_Written problem_.
Go through the entries below and print each one exactly, leaving out pictures.

_Records for this task_.
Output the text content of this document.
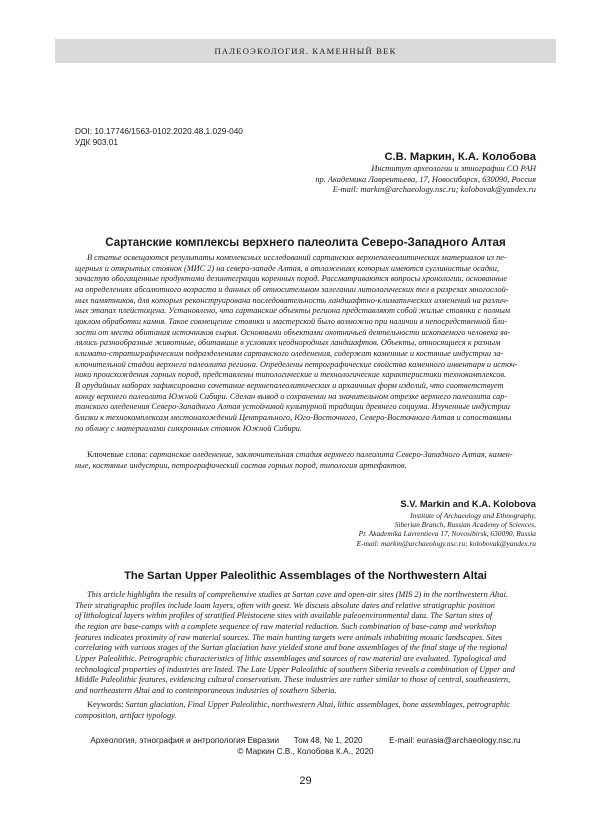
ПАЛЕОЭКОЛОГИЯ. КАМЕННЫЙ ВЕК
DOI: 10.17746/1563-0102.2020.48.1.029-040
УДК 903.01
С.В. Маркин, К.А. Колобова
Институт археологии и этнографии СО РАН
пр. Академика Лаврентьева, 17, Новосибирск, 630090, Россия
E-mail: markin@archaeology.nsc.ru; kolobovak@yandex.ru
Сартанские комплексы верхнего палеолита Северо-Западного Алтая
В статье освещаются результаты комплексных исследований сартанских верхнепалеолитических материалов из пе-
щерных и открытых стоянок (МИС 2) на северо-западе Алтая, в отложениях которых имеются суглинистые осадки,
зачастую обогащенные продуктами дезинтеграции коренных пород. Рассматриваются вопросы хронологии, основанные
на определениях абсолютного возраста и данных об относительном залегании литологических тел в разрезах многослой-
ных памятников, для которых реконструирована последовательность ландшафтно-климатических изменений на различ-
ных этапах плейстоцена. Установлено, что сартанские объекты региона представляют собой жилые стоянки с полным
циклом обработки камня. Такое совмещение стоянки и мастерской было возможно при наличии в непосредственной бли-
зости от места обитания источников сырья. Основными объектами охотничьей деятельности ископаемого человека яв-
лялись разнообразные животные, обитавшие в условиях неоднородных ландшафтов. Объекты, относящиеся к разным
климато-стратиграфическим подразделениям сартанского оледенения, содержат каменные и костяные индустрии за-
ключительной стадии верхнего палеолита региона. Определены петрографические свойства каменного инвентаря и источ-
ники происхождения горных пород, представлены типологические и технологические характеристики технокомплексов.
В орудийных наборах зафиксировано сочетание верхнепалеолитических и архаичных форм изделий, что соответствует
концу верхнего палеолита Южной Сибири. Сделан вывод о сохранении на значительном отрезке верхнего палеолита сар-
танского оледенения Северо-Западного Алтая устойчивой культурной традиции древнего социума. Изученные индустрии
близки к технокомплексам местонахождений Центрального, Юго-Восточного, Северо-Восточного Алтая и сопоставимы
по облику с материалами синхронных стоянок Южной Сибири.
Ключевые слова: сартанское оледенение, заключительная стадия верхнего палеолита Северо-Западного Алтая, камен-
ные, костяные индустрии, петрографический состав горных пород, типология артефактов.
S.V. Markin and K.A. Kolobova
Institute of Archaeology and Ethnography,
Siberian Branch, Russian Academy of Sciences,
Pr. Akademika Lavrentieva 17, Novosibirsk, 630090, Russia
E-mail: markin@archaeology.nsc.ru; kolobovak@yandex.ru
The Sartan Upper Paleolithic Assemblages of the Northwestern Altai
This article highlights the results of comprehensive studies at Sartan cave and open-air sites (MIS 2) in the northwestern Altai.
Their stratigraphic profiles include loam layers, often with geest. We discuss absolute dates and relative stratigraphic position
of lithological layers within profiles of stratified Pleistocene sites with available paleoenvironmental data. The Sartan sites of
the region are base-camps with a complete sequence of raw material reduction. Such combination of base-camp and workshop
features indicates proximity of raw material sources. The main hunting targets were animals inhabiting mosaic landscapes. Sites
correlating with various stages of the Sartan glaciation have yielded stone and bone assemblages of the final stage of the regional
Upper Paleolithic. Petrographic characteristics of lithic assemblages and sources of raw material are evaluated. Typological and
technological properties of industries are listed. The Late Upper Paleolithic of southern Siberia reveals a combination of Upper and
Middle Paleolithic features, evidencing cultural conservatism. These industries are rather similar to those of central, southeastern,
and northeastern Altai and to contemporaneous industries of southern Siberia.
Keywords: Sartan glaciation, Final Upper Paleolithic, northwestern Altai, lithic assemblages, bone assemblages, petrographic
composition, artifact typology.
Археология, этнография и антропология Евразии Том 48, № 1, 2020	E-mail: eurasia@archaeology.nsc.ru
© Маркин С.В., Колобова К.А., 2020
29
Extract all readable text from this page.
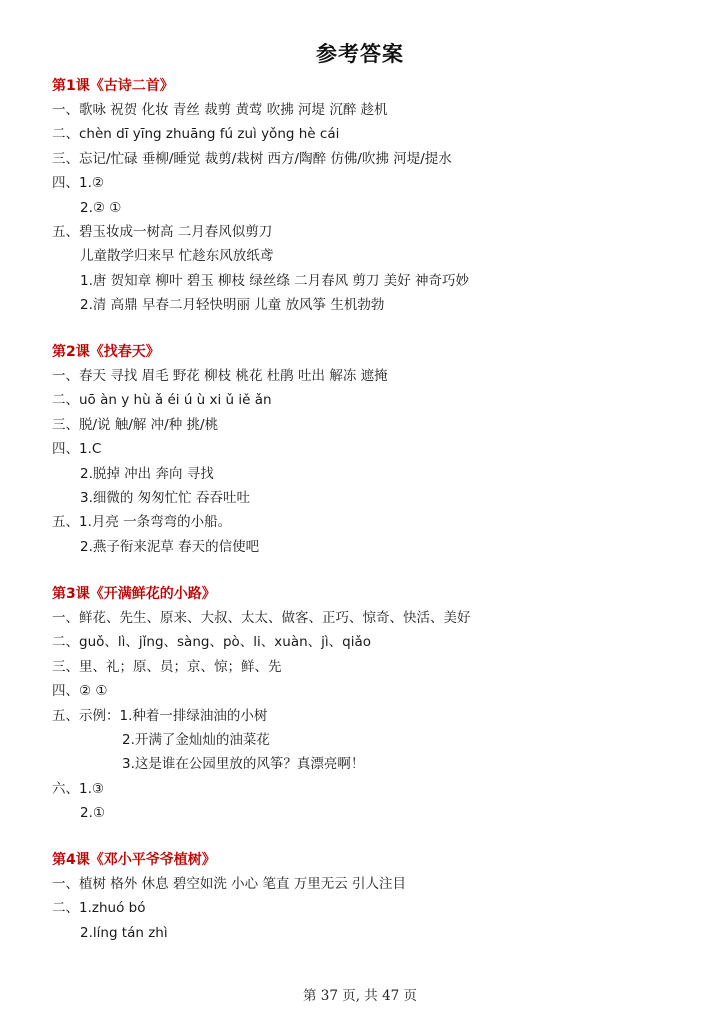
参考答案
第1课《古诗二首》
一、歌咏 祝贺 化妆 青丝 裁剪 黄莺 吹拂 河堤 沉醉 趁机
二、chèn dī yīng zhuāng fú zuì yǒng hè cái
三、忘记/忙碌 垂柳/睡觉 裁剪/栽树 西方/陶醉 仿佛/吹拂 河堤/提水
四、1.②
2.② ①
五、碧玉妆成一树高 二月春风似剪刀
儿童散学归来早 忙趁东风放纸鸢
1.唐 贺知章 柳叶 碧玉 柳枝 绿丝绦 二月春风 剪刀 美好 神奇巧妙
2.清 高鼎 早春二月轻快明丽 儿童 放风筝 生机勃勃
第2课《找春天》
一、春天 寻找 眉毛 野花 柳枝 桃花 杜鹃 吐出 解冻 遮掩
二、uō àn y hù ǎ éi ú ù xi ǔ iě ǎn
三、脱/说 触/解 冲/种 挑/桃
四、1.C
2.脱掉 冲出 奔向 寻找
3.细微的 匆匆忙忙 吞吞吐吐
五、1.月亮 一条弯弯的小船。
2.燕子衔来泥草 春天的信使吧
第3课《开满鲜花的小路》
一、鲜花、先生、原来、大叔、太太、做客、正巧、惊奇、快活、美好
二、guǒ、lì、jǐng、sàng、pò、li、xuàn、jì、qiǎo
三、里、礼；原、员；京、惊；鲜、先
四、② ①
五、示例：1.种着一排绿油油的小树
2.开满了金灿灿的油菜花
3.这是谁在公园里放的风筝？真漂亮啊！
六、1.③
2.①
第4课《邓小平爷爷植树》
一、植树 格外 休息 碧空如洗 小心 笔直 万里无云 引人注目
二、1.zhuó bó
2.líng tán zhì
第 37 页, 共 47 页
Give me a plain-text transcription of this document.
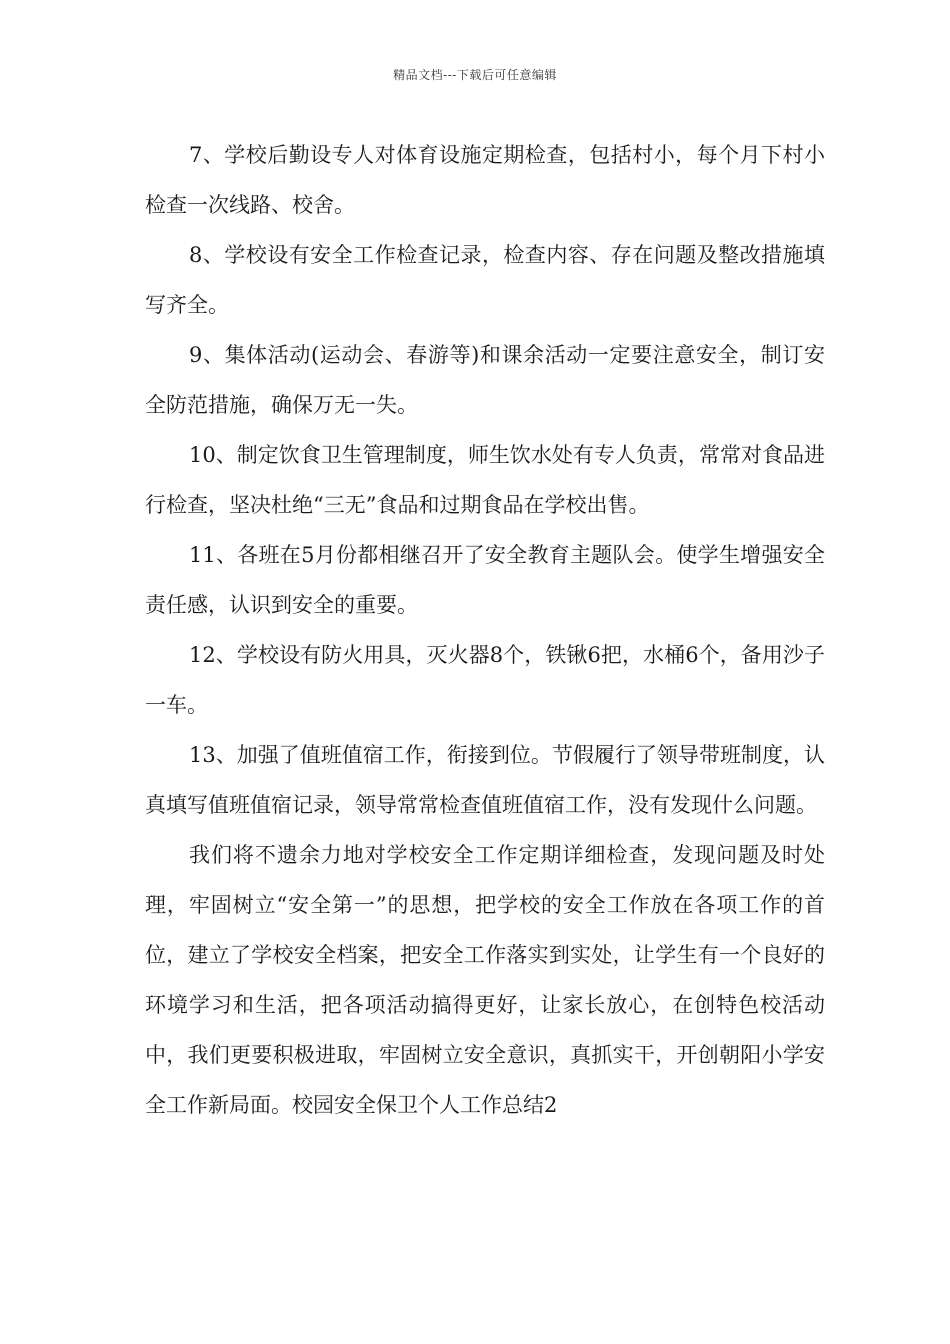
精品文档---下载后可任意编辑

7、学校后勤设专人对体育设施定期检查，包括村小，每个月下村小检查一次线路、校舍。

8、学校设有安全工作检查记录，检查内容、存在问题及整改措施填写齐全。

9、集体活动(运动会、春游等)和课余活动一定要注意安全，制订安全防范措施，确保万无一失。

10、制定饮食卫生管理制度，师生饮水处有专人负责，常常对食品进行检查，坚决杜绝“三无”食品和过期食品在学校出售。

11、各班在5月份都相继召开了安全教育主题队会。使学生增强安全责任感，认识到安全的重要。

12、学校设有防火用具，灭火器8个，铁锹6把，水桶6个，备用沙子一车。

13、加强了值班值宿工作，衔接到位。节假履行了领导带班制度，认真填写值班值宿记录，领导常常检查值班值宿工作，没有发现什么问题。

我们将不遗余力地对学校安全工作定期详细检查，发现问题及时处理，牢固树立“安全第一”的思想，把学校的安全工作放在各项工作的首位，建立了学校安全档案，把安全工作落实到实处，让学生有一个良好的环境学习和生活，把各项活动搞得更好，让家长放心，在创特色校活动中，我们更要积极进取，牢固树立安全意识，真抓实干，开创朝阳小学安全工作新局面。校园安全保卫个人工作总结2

_Completed exercise_.
Output the text content of this document.
ПАЛЕОЭКОЛОГИЯ. КАМЕННЫЙ ВЕК
DOI: 10.17746/1563-0102.2020.48.1.029-040
УДК 903.01
С.В. Маркин, К.А. Колобова
Институт археологии и этнографии СО РАН
пр. Академика Лаврентьева, 17, Новосибирск, 630090, Россия
E-mail: markin@archaeology.nsc.ru; kolobovak@yandex.ru
Сартанские комплексы верхнего палеолита Северо-Западного Алтая
В статье освещаются результаты комплексных исследований сартанских верхнепалеолитических материалов из пе-
щерных и открытых стоянок (МИС 2) на северо-западе Алтая, в отложениях которых имеются суглинистые осадки,
зачастую обогащенные продуктами дезинтеграции коренных пород. Рассматриваются вопросы хронологии, основанные
на определениях абсолютного возраста и данных об относительном залегании литологических тел в разрезах многослой-
ных памятников, для которых реконструирована последовательность ландшафтно-климатических изменений на различ-
ных этапах плейстоцена. Установлено, что сартанские объекты региона представляют собой жилые стоянки с полным
циклом обработки камня. Такое совмещение стоянки и мастерской было возможно при наличии в непосредственной бли-
зости от места обитания источников сырья. Основными объектами охотничьей деятельности ископаемого человека яв-
лялись разнообразные животные, обитавшие в условиях неоднородных ландшафтов. Объекты, относящиеся к разным
климато-стратиграфическим подразделениям сартанского оледенения, содержат каменные и костяные индустрии за-
ключительной стадии верхнего палеолита региона. Определены петрографические свойства каменного инвентаря и источ-
ники происхождения горных пород, представлены типологические и технологические характеристики технокомплексов.
В орудийных наборах зафиксировано сочетание верхнепалеолитических и архаичных форм изделий, что соответствует
концу верхнего палеолита Южной Сибири. Сделан вывод о сохранении на значительном отрезке верхнего палеолита сар-
танского оледенения Северо-Западного Алтая устойчивой культурной традиции древнего социума. Изученные индустрии
близки к технокомплексам местонахождений Центрального, Юго-Восточного, Северо-Восточного Алтая и сопоставимы
по облику с материалами синхронных стоянок Южной Сибири.
Ключевые слова: сартанское оледенение, заключительная стадия верхнего палеолита Северо-Западного Алтая, камен-
ные, костяные индустрии, петрографический состав горных пород, типология артефактов.
S.V. Markin and K.A. Kolobova
Institute of Archaeology and Ethnography,
Siberian Branch, Russian Academy of Sciences,
Pr. Akademika Lavrentieva 17, Novosibirsk, 630090, Russia
E-mail: markin@archaeology.nsc.ru; kolobovak@yandex.ru
The Sartan Upper Paleolithic Assemblages of the Northwestern Altai
This article highlights the results of comprehensive studies at Sartan cave and open-air sites (MIS 2) in the northwestern Altai.
Their stratigraphic profiles include loam layers, often with geest. We discuss absolute dates and relative stratigraphic position
of lithological layers within profiles of stratified Pleistocene sites with available paleoenvironmental data. The Sartan sites of
the region are base-camps with a complete sequence of raw material reduction. Such combination of base-camp and workshop
features indicates proximity of raw material sources. The main hunting targets were animals inhabiting mosaic landscapes. Sites
correlating with various stages of the Sartan glaciation have yielded stone and bone assemblages of the final stage of the regional
Upper Paleolithic. Petrographic characteristics of lithic assemblages and sources of raw material are evaluated. Typological and
technological properties of industries are listed. The Late Upper Paleolithic of southern Siberia reveals a combination of Upper and
Middle Paleolithic features, evidencing cultural conservatism. These industries are rather similar to those of central, southeastern,
and northeastern Altai and to contemporaneous industries of southern Siberia.
Keywords: Sartan glaciation, Final Upper Paleolithic, northwestern Altai, lithic assemblages, bone assemblages, petrographic
composition, artifact typology.
Археология, этнография и антропология Евразии Том 48, № 1, 2020	E-mail: eurasia@archaeology.nsc.ru
© Маркин С.В., Колобова К.А., 2020
29
Extract all readable text from this page.
参考答案
第1课《古诗二首》
一、歌咏 祝贺 化妆 青丝 裁剪 黄莺 吹拂 河堤 沉醉 趁机
二、chèn dī yīng zhuāng fú zuì yǒng hè cái
三、忘记/忙碌 垂柳/睡觉 裁剪/栽树 西方/陶醉 仿佛/吹拂 河堤/提水
四、1.②
2.② ①
五、碧玉妆成一树高 二月春风似剪刀
儿童散学归来早 忙趁东风放纸鸢
1.唐 贺知章 柳叶 碧玉 柳枝 绿丝绦 二月春风 剪刀 美好 神奇巧妙
2.清 高鼎 早春二月轻快明丽 儿童 放风筝 生机勃勃
第2课《找春天》
一、春天 寻找 眉毛 野花 柳枝 桃花 杜鹃 吐出 解冻 遮掩
二、uō àn y hù ǎ éi ú ù xi ǔ iě ǎn
三、脱/说 触/解 冲/种 挑/桃
四、1.C
2.脱掉 冲出 奔向 寻找
3.细微的 匆匆忙忙 吞吞吐吐
五、1.月亮 一条弯弯的小船。
2.燕子衔来泥草 春天的信使吧
第3课《开满鲜花的小路》
一、鲜花、先生、原来、大叔、太太、做客、正巧、惊奇、快活、美好
二、guǒ、lì、jǐng、sàng、pò、li、xuàn、jì、qiǎo
三、里、礼；原、员；京、惊；鲜、先
四、② ①
五、示例：1.种着一排绿油油的小树
2.开满了金灿灿的油菜花
3.这是谁在公园里放的风筝？真漂亮啊！
六、1.③
2.①
第4课《邓小平爷爷植树》
一、植树 格外 休息 碧空如洗 小心 笔直 万里无云 引人注目
二、1.zhuó bó
2.líng tán zhì
第 37 页, 共 47 页
Give me a plain-text transcription of this document.
精品文档---下载后可任意编辑

7、学校后勤设专人对体育设施定期检查，包括村小，每个月下村小检查一次线路、校舍。

8、学校设有安全工作检查记录，检查内容、存在问题及整改措施填写齐全。

9、集体活动(运动会、春游等)和课余活动一定要注意安全，制订安全防范措施，确保万无一失。

10、制定饮食卫生管理制度，师生饮水处有专人负责，常常对食品进行检查，坚决杜绝“三无”食品和过期食品在学校出售。

11、各班在5月份都相继召开了安全教育主题队会。使学生增强安全责任感，认识到安全的重要。

12、学校设有防火用具，灭火器8个，铁锹6把，水桶6个，备用沙子一车。

13、加强了值班值宿工作，衔接到位。节假履行了领导带班制度，认真填写值班值宿记录，领导常常检查值班值宿工作，没有发现什么问题。

我们将不遗余力地对学校安全工作定期详细检查，发现问题及时处理，牢固树立“安全第一”的思想，把学校的安全工作放在各项工作的首位，建立了学校安全档案，把安全工作落实到实处，让学生有一个良好的环境学习和生活，把各项活动搞得更好，让家长放心，在创特色校活动中，我们更要积极进取，牢固树立安全意识，真抓实干，开创朝阳小学安全工作新局面。校园安全保卫个人工作总结2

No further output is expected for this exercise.